> **Set task**: Omit all pictures. Quote only the lines from the one with "Extract all readable text from this page." through the end of the material below.

> **Supplied information**:

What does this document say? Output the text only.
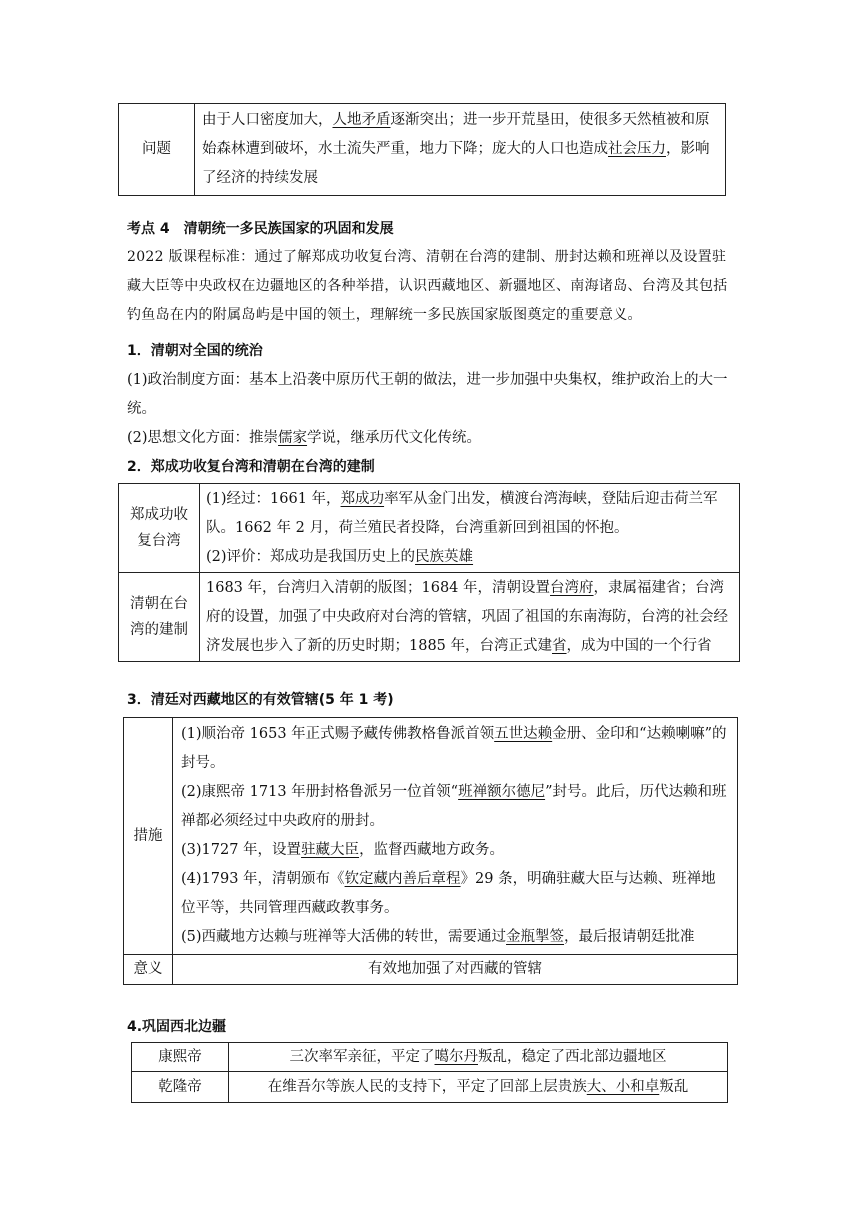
问题	由于人口密度加大，人地矛盾逐渐突出；进一步开荒垦田，使很多天然植被和原始森林遭到破坏，水土流失严重，地力下降；庞大的人口也造成社会压力，影响了经济的持续发展
考点 4　清朝统一多民族国家的巩固和发展
2022 版课程标准：通过了解郑成功收复台湾、清朝在台湾的建制、册封达赖和班禅以及设置驻藏大臣等中央政权在边疆地区的各种举措，认识西藏地区、新疆地区、南海诸岛、台湾及其包括钓鱼岛在内的附属岛屿是中国的领土，理解统一多民族国家版图奠定的重要意义。
1．清朝对全国的统治
(1)政治制度方面：基本上沿袭中原历代王朝的做法，进一步加强中央集权，维护政治上的大一统。
(2)思想文化方面：推崇儒家学说，继承历代文化传统。
2．郑成功收复台湾和清朝在台湾的建制
郑成功收复台湾	(1)经过：1661 年，郑成功率军从金门出发，横渡台湾海峡，登陆后迎击荷兰军队。1662 年 2 月，荷兰殖民者投降，台湾重新回到祖国的怀抱。
(2)评价：郑成功是我国历史上的民族英雄

清朝在台湾的建制	1683 年，台湾归入清朝的版图；1684 年，清朝设置台湾府，隶属福建省；台湾府的设置，加强了中央政府对台湾的管辖，巩固了祖国的东南海防，台湾的社会经济发展也步入了新的历史时期；1885 年，台湾正式建省，成为中国的一个行省
3．清廷对西藏地区的有效管辖(5 年 1 考)
措施	(1)顺治帝 1653 年正式赐予藏传佛教格鲁派首领五世达赖金册、金印和“达赖喇嘛”的封号。
(2)康熙帝 1713 年册封格鲁派另一位首领“班禅额尔德尼”封号。此后，历代达赖和班禅都必须经过中央政府的册封。
(3)1727 年，设置驻藏大臣，监督西藏地方政务。
(4)1793 年，清朝颁布《钦定藏内善后章程》29 条，明确驻藏大臣与达赖、班禅地位平等，共同管理西藏政教事务。
(5)西藏地方达赖与班禅等大活佛的转世，需要通过金瓶掣签，最后报请朝廷批准

意义	有效地加强了对西藏的管辖
4.巩固西北边疆
康熙帝	三次率军亲征，平定了噶尔丹叛乱，稳定了西北部边疆地区
乾隆帝	在维吾尔等族人民的支持下，平定了回部上层贵族大、小和卓叛乱
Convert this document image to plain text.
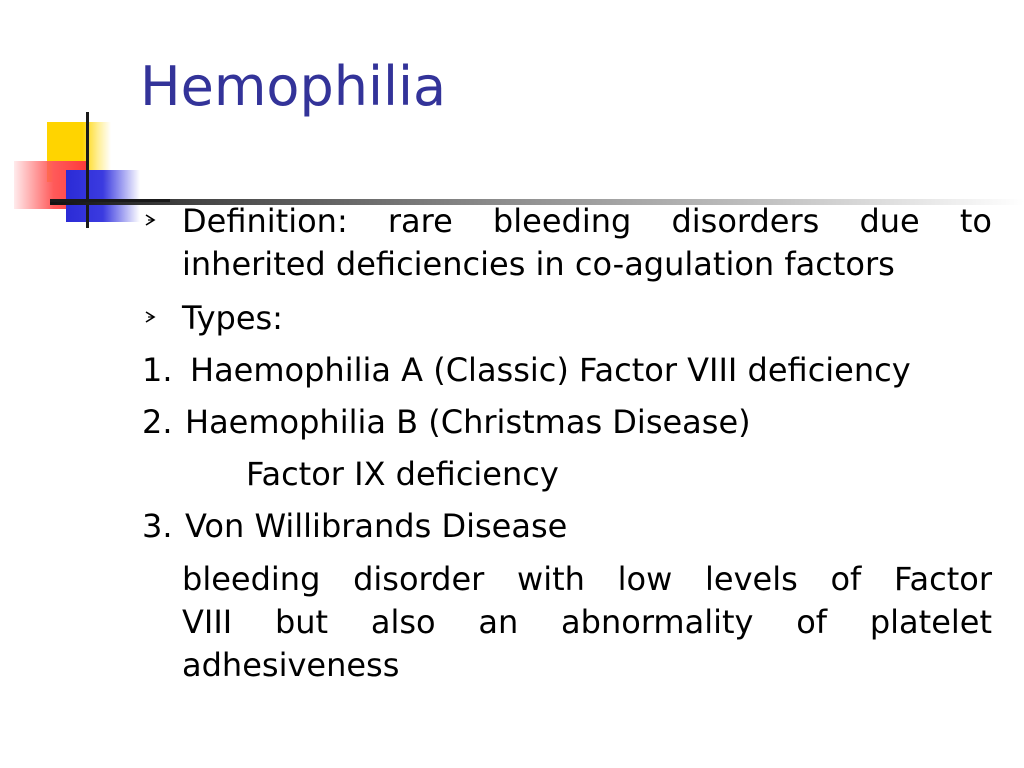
Hemophilia
Definition: rare bleeding disorders due to
inherited deficiencies in co-agulation factors
Types:
1. Haemophilia A (Classic) Factor VIII deficiency
2. Haemophilia B (Christmas Disease)
Factor IX deficiency
3. Von Willibrands Disease
bleeding disorder with low levels of Factor
VIII but also an abnormality of platelet
adhesiveness
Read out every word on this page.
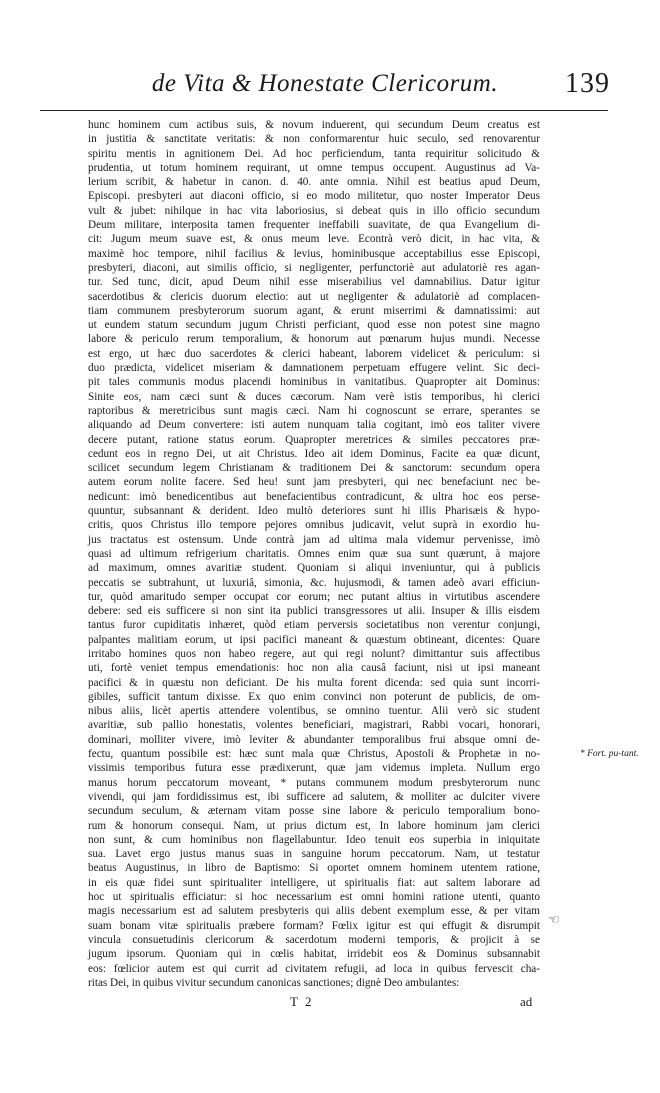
de Vita & Honestate Clericorum.	139
hunc hominem cum actibus suis, & novum induerent, qui secundum Deum creatus est
in justitia & sanctitate veritatis: & non conformarentur huic seculo, sed renovarentur
spiritu mentis in agnitionem Dei. Ad hoc perficiendum, tanta requiritur solicitudo &
prudentia, ut totum hominem requirant, ut omne tempus occupent. Augustinus ad Va-
lerium scribit, & habetur in canon. d. 40. ante omnia. Nihil est beatius apud Deum,
Episcopi. presbyteri aut diaconi officio, si eo modo militetur, quo noster Imperator Deus
vult & jubet: nihilque in hac vita laboriosius, si debeat quis in illo officio secundum
Deum militare, interposita tamen frequenter ineffabili suavitate, de qua Evangelium di-
cit: Jugum meum suave est, & onus meum leve. Econtrà verò dicit, in hac vita, &
maximè hoc tempore, nihil facilius & levius, hominibusque acceptabilius esse Episcopi,
presbyteri, diaconi, aut similis officio, si negligenter, perfunctoriè aut adulatoriè res agan-
tur. Sed tunc, dicit, apud Deum nihil esse miserabilius vel damnabilius. Datur igitur
sacerdotibus & clericis duorum electio: aut ut negligenter & adulatoriè ad complacen-
tiam communem presbyterorum suorum agant, & erunt miserrimi & damnatissimi: aut
ut eundem statum secundum jugum Christi perficiant, quod esse non potest sine magno
labore & periculo rerum temporalium, & honorum aut pœnarum hujus mundi. Necesse
est ergo, ut hæc duo sacerdotes & clerici habeant, laborem videlicet & periculum: si
duo prædicta, videlicet miseriam & damnationem perpetuam effugere velint. Sic deci-
pit tales communis modus placendi hominibus in vanitatibus. Quapropter ait Dominus:
Sinite eos, nam cæci sunt & duces cæcorum. Nam verè istis temporibus, hi clerici
raptoribus & meretricibus sunt magis cæci. Nam hi cognoscunt se errare, sperantes se
aliquando ad Deum convertere: isti autem nunquam talia cogitant, imò eos taliter vivere
decere putant, ratione status eorum. Quapropter meretrices & similes peccatores præ-
cedunt eos in regno Dei, ut ait Christus. Ideo ait idem Dominus, Facite ea quæ dicunt,
scilicet secundum legem Christianam & traditionem Dei & sanctorum: secundum opera
autem eorum nolite facere. Sed heu! sunt jam presbyteri, qui nec benefaciunt nec be-
nedicunt: imò benedicentibus aut benefacientibus contradicunt, & ultra hoc eos perse-
quuntur, subsannant & derident. Ideo multò deteriores sunt hi illis Pharisæis & hypo-
critis, quos Christus illo tempore pejores omnibus judicavit, velut suprà in exordio hu-
jus tractatus est ostensum. Unde contrà jam ad ultima mala videmur pervenisse, imò
quasi ad ultimum refrigerium charitatis. Omnes enim quæ sua sunt quærunt, à majore
ad maximum, omnes avaritiæ student. Quoniam si aliqui inveniuntur, qui à publicis
peccatis se subtrahunt, ut luxuriâ, simonia, &c. hujusmodi, & tamen adeò avari efficiun-
tur, quòd amaritudo semper occupat cor eorum; nec putant altius in virtutibus ascendere
debere: sed eis sufficere si non sint ita publici transgressores ut alii. Insuper & illis eisdem
tantus furor cupiditatis inhæret, quòd etiam perversis societatibus non verentur conjungi,
palpantes malitiam eorum, ut ipsi pacifici maneant & quæstum obtineant, dicentes: Quare
irritabo homines quos non habeo regere, aut qui regi nolunt? dimittantur suis affectibus
uti, fortè veniet tempus emendationis: hoc non alia causâ faciunt, nisi ut ipsi maneant
pacifici & in quæstu non deficiant. De his multa forent dicenda: sed quia sunt incorri-
gibiles, sufficit tantum dixisse. Ex quo enim convinci non poterunt de publicis, de om-
nibus aliis, licèt apertis attendere volentibus, se omnino tuentur. Alii verò sic student
avaritiæ, sub pallio honestatis, volentes beneficiari, magistrari, Rabbi vocari, honorari,
dominari, molliter vivere, imò leviter & abundanter temporalibus frui absque omni de-
fectu, quantum possibile est: hæc sunt mala quæ Christus, Apostoli & Prophetæ in no-
vissimis temporibus futura esse prædixerunt, quæ jam videmus impleta. Nullum ergo
manus horum peccatorum moveant, * putans communem modum presbyterorum nunc
vivendi, qui jam fordidissimus est, ibi sufficere ad salutem, & molliter ac dulciter vivere
secundum seculum, & æternam vitam posse sine labore & periculo temporalium bono-
rum & honorum consequi. Nam, ut prius dictum est, In labore hominum jam clerici
non sunt, & cum hominibus non flagellabuntur. Ideo tenuit eos superbia in iniquitate
sua. Lavet ergo justus manus suas in sanguine horum peccatorum. Nam, ut testatur
beatus Augustinus, in libro de Baptismo: Si oportet omnem hominem utentem ratione,
in eis quæ fidei sunt spiritualiter intelligere, ut spiritualis fiat: aut saltem laborare ad
hoc ut spiritualis efficiatur: si hoc necessarium est omni homini ratione utenti, quanto
magis necessarium est ad salutem presbyteris qui aliis debent exemplum esse, & per vitam
suam bonam vitæ spiritualis præbere formam? Fœlix igitur est qui effugit & disrumpit
vincula consuetudinis clericorum & sacerdotum moderni temporis, & projicit à se
jugum ipsorum. Quoniam qui in cœlis habitat, irridebit eos & Dominus subsannabit
eos: fœlicior autem est qui currit ad civitatem refugii, ad loca in quibus fervescit cha-
ritas Dei, in quibus vivitur secundum canonicas sanctiones; dignè Deo ambulantes:
* Fort. pu-tant.
☜
T 2	ad
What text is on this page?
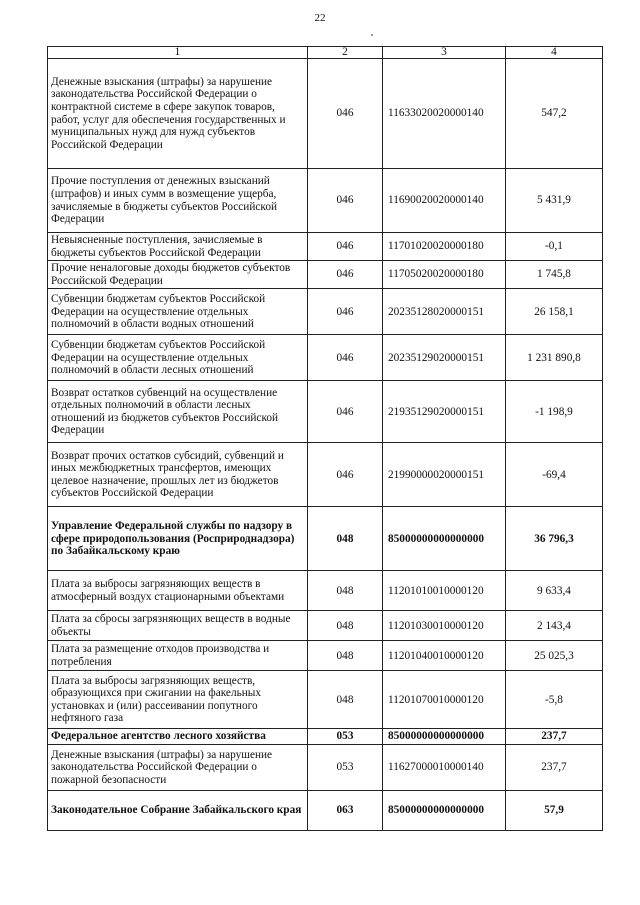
22
1	2	3	4
Денежные взыскания (штрафы) за нарушение законодательства Российской Федерации о контрактной системе в сфере закупок товаров, работ, услуг для обеспечения государственных и муниципальных нужд для нужд субъектов Российской Федерации	046	11633020020000140	547,2
Прочие поступления от денежных взысканий (штрафов) и иных сумм в возмещение ущерба, зачисляемые в бюджеты субъектов Российской Федерации	046	11690020020000140	5 431,9
Невыясненные поступления, зачисляемые в бюджеты субъектов Российской Федерации	046	11701020020000180	-0,1
Прочие неналоговые доходы бюджетов субъектов Российской Федерации	046	11705020020000180	1 745,8
Субвенции бюджетам субъектов Российской Федерации на осуществление отдельных полномочий в области водных отношений	046	20235128020000151	26 158,1
Субвенции бюджетам субъектов Российской Федерации на осуществление отдельных полномочий в области лесных отношений	046	20235129020000151	1 231 890,8
Возврат остатков субвенций на осуществление отдельных полномочий в области лесных отношений из бюджетов субъектов Российской Федерации	046	21935129020000151	-1 198,9
Возврат прочих остатков субсидий, субвенций и иных межбюджетных трансфертов, имеющих целевое назначение, прошлых лет из бюджетов субъектов Российской Федерации	046	21990000020000151	-69,4
Управление Федеральной службы по надзору в сфере природопользования (Росприроднадзора) по Забайкальскому краю	048	85000000000000000	36 796,3
Плата за выбросы загрязняющих веществ в атмосферный воздух стационарными объектами	048	11201010010000120	9 633,4
Плата за сбросы загрязняющих веществ в водные объекты	048	11201030010000120	2 143,4
Плата за размещение отходов производства и потребления	048	11201040010000120	25 025,3
Плата за выбросы загрязняющих веществ, образующихся при сжигании на факельных установках и (или) рассеивании попутного нефтяного газа	048	11201070010000120	-5,8
Федеральное агентство лесного хозяйства	053	85000000000000000	237,7
Денежные взыскания (штрафы) за нарушение законодательства Российской Федерации о пожарной безопасности	053	11627000010000140	237,7
Законодательное Собрание Забайкальского края	063	85000000000000000	57,9
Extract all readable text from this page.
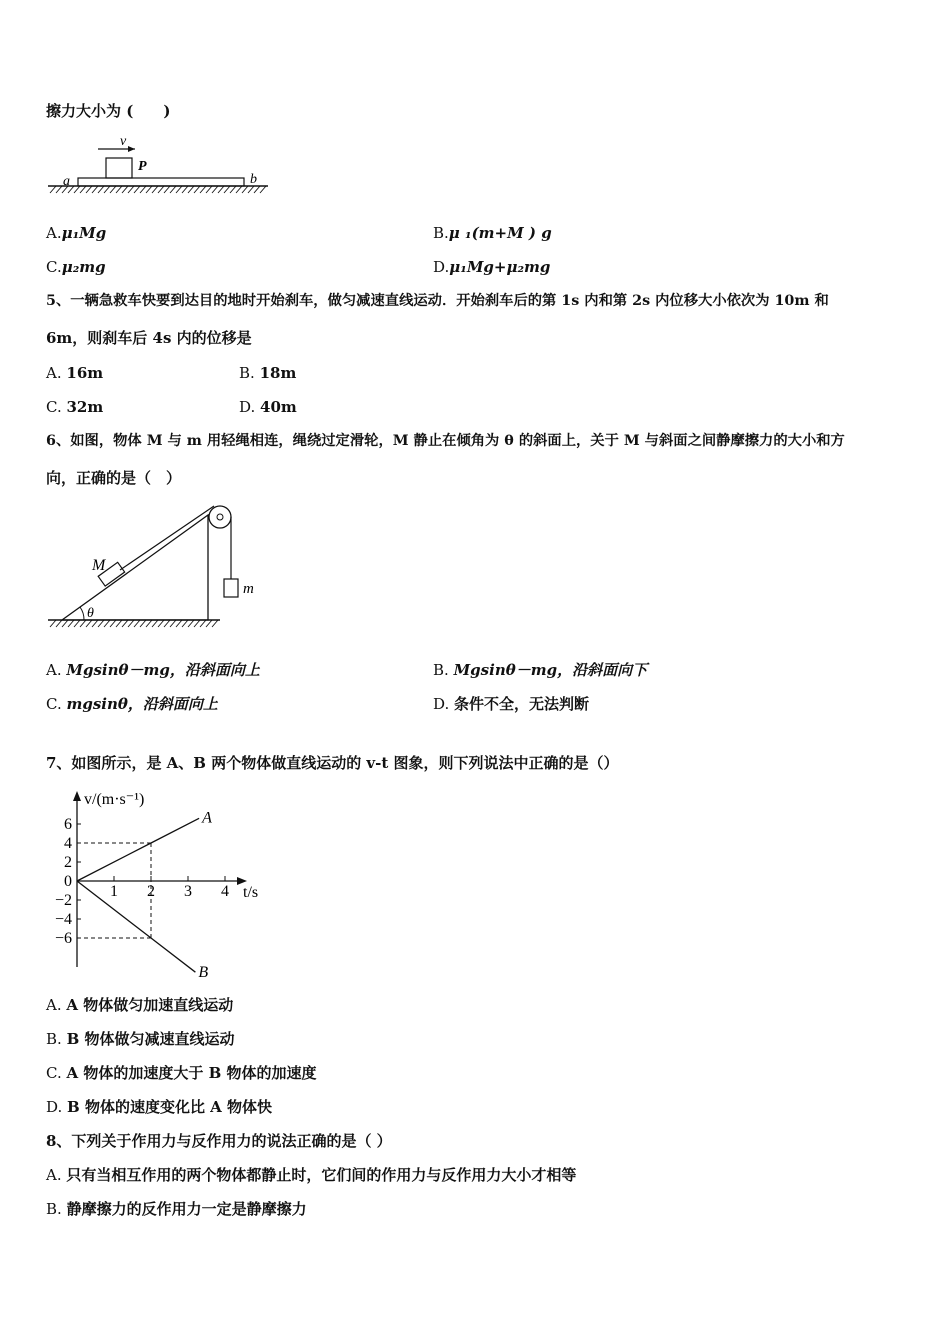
擦力大小为 (　　)
v
P
a	b
A.μ₁Mg	B.μ ₁(m+M ) g
C.μ₂mg	D.μ₁Mg+μ₂mg
5、一辆急救车快要到达目的地时开始刹车，做匀减速直线运动．开始刹车后的第 1s 内和第 2s 内位移大小依次为 10m 和
6m，则刹车后 4s 内的位移是
A. 16m	B. 18m
C. 32m	D. 40m
6、如图，物体 M 与 m 用轻绳相连，绳绕过定滑轮，M 静止在倾角为 θ 的斜面上，关于 M 与斜面之间静摩擦力的大小和方
向，正确的是（　）
M
m
θ
A. Mgsinθ－mg，沿斜面向上	B. Mgsinθ－mg，沿斜面向下
C. mgsinθ，沿斜面向上	D. 条件不全，无法判断
7、如图所示，是 A、B 两个物体做直线运动的 v-t 图象，则下列说法中正确的是（）
v/(m·s⁻¹)
t/s
1 2 3 4
6
4
2
0
−2
−4
−6
A
B
A. A 物体做匀加速直线运动
B. B 物体做匀减速直线运动
C. A 物体的加速度大于 B 物体的加速度
D. B 物体的速度变化比 A 物体快
8、下列关于作用力与反作用力的说法正确的是（ ）
A. 只有当相互作用的两个物体都静止时，它们间的作用力与反作用力大小才相等
B. 静摩擦力的反作用力一定是静摩擦力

> **Task response**:
Extract all readable text from this page.
擦力大小为 (　　)
v
P
a	b
A.μ₁Mg	B.μ ₁(m+M ) g
C.μ₂mg	D.μ₁Mg+μ₂mg
5、一辆急救车快要到达目的地时开始刹车，做匀减速直线运动．开始刹车后的第 1s 内和第 2s 内位移大小依次为 10m 和
6m，则刹车后 4s 内的位移是
A. 16m	B. 18m
C. 32m	D. 40m
6、如图，物体 M 与 m 用轻绳相连，绳绕过定滑轮，M 静止在倾角为 θ 的斜面上，关于 M 与斜面之间静摩擦力的大小和方
向，正确的是（　）
M
m
θ
A. Mgsinθ－mg，沿斜面向上	B. Mgsinθ－mg，沿斜面向下
C. mgsinθ，沿斜面向上	D. 条件不全，无法判断
7、如图所示，是 A、B 两个物体做直线运动的 v-t 图象，则下列说法中正确的是（）
v/(m·s⁻¹)
t/s
1 2 3 4
6
4
2
0
−2
−4
−6
A
B
A. A 物体做匀加速直线运动
B. B 物体做匀减速直线运动
C. A 物体的加速度大于 B 物体的加速度
D. B 物体的速度变化比 A 物体快
8、下列关于作用力与反作用力的说法正确的是（ ）
A. 只有当相互作用的两个物体都静止时，它们间的作用力与反作用力大小才相等
B. 静摩擦力的反作用力一定是静摩擦力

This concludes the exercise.